╭─ Record list

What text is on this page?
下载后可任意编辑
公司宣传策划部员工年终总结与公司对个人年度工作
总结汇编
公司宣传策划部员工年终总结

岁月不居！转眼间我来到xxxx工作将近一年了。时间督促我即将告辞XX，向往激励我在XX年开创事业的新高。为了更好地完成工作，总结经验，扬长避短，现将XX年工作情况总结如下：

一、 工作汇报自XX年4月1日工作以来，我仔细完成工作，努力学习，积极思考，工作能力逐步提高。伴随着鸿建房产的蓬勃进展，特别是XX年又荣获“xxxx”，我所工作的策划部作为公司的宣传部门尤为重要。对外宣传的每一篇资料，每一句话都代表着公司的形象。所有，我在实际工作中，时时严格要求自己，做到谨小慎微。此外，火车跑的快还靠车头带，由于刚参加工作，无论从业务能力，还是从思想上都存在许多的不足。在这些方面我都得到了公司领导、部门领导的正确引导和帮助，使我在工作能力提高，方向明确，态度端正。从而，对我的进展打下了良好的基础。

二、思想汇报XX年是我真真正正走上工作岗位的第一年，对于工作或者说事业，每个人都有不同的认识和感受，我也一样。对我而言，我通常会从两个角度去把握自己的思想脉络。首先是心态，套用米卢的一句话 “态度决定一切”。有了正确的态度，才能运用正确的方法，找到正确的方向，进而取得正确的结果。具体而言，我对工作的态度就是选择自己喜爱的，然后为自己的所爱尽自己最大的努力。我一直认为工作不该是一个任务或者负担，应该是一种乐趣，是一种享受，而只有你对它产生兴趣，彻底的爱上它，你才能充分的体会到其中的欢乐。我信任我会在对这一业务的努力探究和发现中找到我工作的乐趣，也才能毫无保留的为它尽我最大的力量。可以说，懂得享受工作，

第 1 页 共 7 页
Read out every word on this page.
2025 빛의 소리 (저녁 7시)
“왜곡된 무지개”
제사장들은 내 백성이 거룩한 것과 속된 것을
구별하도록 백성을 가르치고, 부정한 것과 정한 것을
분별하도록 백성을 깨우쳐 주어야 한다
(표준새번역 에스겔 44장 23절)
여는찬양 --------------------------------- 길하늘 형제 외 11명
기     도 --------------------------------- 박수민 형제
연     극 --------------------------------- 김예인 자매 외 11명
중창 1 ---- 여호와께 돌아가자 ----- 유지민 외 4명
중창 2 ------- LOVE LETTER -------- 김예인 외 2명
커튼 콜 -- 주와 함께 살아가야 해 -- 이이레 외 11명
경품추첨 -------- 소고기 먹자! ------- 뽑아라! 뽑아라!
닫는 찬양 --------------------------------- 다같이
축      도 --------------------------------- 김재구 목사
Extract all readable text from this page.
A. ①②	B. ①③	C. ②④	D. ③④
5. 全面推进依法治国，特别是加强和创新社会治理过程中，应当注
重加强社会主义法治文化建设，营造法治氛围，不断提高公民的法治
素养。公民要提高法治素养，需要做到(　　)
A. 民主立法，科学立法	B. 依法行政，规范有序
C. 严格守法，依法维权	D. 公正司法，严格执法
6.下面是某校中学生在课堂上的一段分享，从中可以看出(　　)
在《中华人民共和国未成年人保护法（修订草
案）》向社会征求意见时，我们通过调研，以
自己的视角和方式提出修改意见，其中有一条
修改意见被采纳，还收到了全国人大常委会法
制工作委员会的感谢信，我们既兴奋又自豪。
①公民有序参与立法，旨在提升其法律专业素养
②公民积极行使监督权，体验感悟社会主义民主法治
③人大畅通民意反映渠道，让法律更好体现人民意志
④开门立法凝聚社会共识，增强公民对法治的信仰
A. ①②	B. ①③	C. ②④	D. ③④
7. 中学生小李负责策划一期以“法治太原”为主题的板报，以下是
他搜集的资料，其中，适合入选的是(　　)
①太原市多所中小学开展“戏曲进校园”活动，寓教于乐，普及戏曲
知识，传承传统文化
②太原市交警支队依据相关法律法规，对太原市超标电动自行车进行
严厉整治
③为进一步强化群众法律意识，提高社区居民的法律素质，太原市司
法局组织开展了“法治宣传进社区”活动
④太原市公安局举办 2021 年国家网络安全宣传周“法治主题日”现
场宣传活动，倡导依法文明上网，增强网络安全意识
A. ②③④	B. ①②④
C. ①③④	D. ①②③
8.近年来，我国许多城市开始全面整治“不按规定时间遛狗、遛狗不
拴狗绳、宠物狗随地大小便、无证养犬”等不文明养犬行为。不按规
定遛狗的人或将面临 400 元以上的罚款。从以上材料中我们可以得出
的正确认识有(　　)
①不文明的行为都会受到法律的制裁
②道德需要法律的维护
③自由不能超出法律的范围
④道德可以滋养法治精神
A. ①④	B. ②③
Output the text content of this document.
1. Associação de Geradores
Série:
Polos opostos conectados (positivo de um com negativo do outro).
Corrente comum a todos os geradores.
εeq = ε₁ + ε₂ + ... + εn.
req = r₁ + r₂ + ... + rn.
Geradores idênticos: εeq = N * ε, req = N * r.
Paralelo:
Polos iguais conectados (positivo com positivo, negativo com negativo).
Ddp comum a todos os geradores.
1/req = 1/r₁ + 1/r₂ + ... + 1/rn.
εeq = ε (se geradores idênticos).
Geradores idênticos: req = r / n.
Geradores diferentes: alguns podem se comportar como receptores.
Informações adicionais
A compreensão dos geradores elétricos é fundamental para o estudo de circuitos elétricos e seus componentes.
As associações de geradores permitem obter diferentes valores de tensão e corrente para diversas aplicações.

╰─

→ Exercise prompt: Send back all of the entries exactly, with nothing missing.

→ Solution:
What text is on this page?
下载后可任意编辑
公司宣传策划部员工年终总结与公司对个人年度工作
总结汇编
公司宣传策划部员工年终总结

岁月不居！转眼间我来到xxxx工作将近一年了。时间督促我即将告辞XX，向往激励我在XX年开创事业的新高。为了更好地完成工作，总结经验，扬长避短，现将XX年工作情况总结如下：

一、 工作汇报自XX年4月1日工作以来，我仔细完成工作，努力学习，积极思考，工作能力逐步提高。伴随着鸿建房产的蓬勃进展，特别是XX年又荣获“xxxx”，我所工作的策划部作为公司的宣传部门尤为重要。对外宣传的每一篇资料，每一句话都代表着公司的形象。所有，我在实际工作中，时时严格要求自己，做到谨小慎微。此外，火车跑的快还靠车头带，由于刚参加工作，无论从业务能力，还是从思想上都存在许多的不足。在这些方面我都得到了公司领导、部门领导的正确引导和帮助，使我在工作能力提高，方向明确，态度端正。从而，对我的进展打下了良好的基础。

二、思想汇报XX年是我真真正正走上工作岗位的第一年，对于工作或者说事业，每个人都有不同的认识和感受，我也一样。对我而言，我通常会从两个角度去把握自己的思想脉络。首先是心态，套用米卢的一句话 “态度决定一切”。有了正确的态度，才能运用正确的方法，找到正确的方向，进而取得正确的结果。具体而言，我对工作的态度就是选择自己喜爱的，然后为自己的所爱尽自己最大的努力。我一直认为工作不该是一个任务或者负担，应该是一种乐趣，是一种享受，而只有你对它产生兴趣，彻底的爱上它，你才能充分的体会到其中的欢乐。我信任我会在对这一业务的努力探究和发现中找到我工作的乐趣，也才能毫无保留的为它尽我最大的力量。可以说，懂得享受工作，

第 1 页 共 7 页
Read out every word on this page.
2025 빛의 소리 (저녁 7시)
“왜곡된 무지개”
제사장들은 내 백성이 거룩한 것과 속된 것을
구별하도록 백성을 가르치고, 부정한 것과 정한 것을
분별하도록 백성을 깨우쳐 주어야 한다
(표준새번역 에스겔 44장 23절)
여는찬양 --------------------------------- 길하늘 형제 외 11명
기     도 --------------------------------- 박수민 형제
연     극 --------------------------------- 김예인 자매 외 11명
중창 1 ---- 여호와께 돌아가자 ----- 유지민 외 4명
중창 2 ------- LOVE LETTER -------- 김예인 외 2명
커튼 콜 -- 주와 함께 살아가야 해 -- 이이레 외 11명
경품추첨 -------- 소고기 먹자! ------- 뽑아라! 뽑아라!
닫는 찬양 --------------------------------- 다같이
축      도 --------------------------------- 김재구 목사
Extract all readable text from this page.
A. ①②	B. ①③	C. ②④	D. ③④
5. 全面推进依法治国，特别是加强和创新社会治理过程中，应当注
重加强社会主义法治文化建设，营造法治氛围，不断提高公民的法治
素养。公民要提高法治素养，需要做到(　　)
A. 民主立法，科学立法	B. 依法行政，规范有序
C. 严格守法，依法维权	D. 公正司法，严格执法
6.下面是某校中学生在课堂上的一段分享，从中可以看出(　　)
在《中华人民共和国未成年人保护法（修订草
案）》向社会征求意见时，我们通过调研，以
自己的视角和方式提出修改意见，其中有一条
修改意见被采纳，还收到了全国人大常委会法
制工作委员会的感谢信，我们既兴奋又自豪。
①公民有序参与立法，旨在提升其法律专业素养
②公民积极行使监督权，体验感悟社会主义民主法治
③人大畅通民意反映渠道，让法律更好体现人民意志
④开门立法凝聚社会共识，增强公民对法治的信仰
A. ①②	B. ①③	C. ②④	D. ③④
7. 中学生小李负责策划一期以“法治太原”为主题的板报，以下是
他搜集的资料，其中，适合入选的是(　　)
①太原市多所中小学开展“戏曲进校园”活动，寓教于乐，普及戏曲
知识，传承传统文化
②太原市交警支队依据相关法律法规，对太原市超标电动自行车进行
严厉整治
③为进一步强化群众法律意识，提高社区居民的法律素质，太原市司
法局组织开展了“法治宣传进社区”活动
④太原市公安局举办 2021 年国家网络安全宣传周“法治主题日”现
场宣传活动，倡导依法文明上网，增强网络安全意识
A. ②③④	B. ①②④
C. ①③④	D. ①②③
8.近年来，我国许多城市开始全面整治“不按规定时间遛狗、遛狗不
拴狗绳、宠物狗随地大小便、无证养犬”等不文明养犬行为。不按规
定遛狗的人或将面临 400 元以上的罚款。从以上材料中我们可以得出
的正确认识有(　　)
①不文明的行为都会受到法律的制裁
②道德需要法律的维护
③自由不能超出法律的范围
④道德可以滋养法治精神
A. ①④	B. ②③
Output the text content of this document.
1. Associação de Geradores
Série:
Polos opostos conectados (positivo de um com negativo do outro).
Corrente comum a todos os geradores.
εeq = ε₁ + ε₂ + ... + εn.
req = r₁ + r₂ + ... + rn.
Geradores idênticos: εeq = N * ε, req = N * r.
Paralelo:
Polos iguais conectados (positivo com positivo, negativo com negativo).
Ddp comum a todos os geradores.
1/req = 1/r₁ + 1/r₂ + ... + 1/rn.
εeq = ε (se geradores idênticos).
Geradores idênticos: req = r / n.
Geradores diferentes: alguns podem se comportar como receptores.
Informações adicionais
A compreensão dos geradores elétricos é fundamental para o estudo de circuitos elétricos e seus componentes.
As associações de geradores permitem obter diferentes valores de tensão e corrente para diversas aplicações.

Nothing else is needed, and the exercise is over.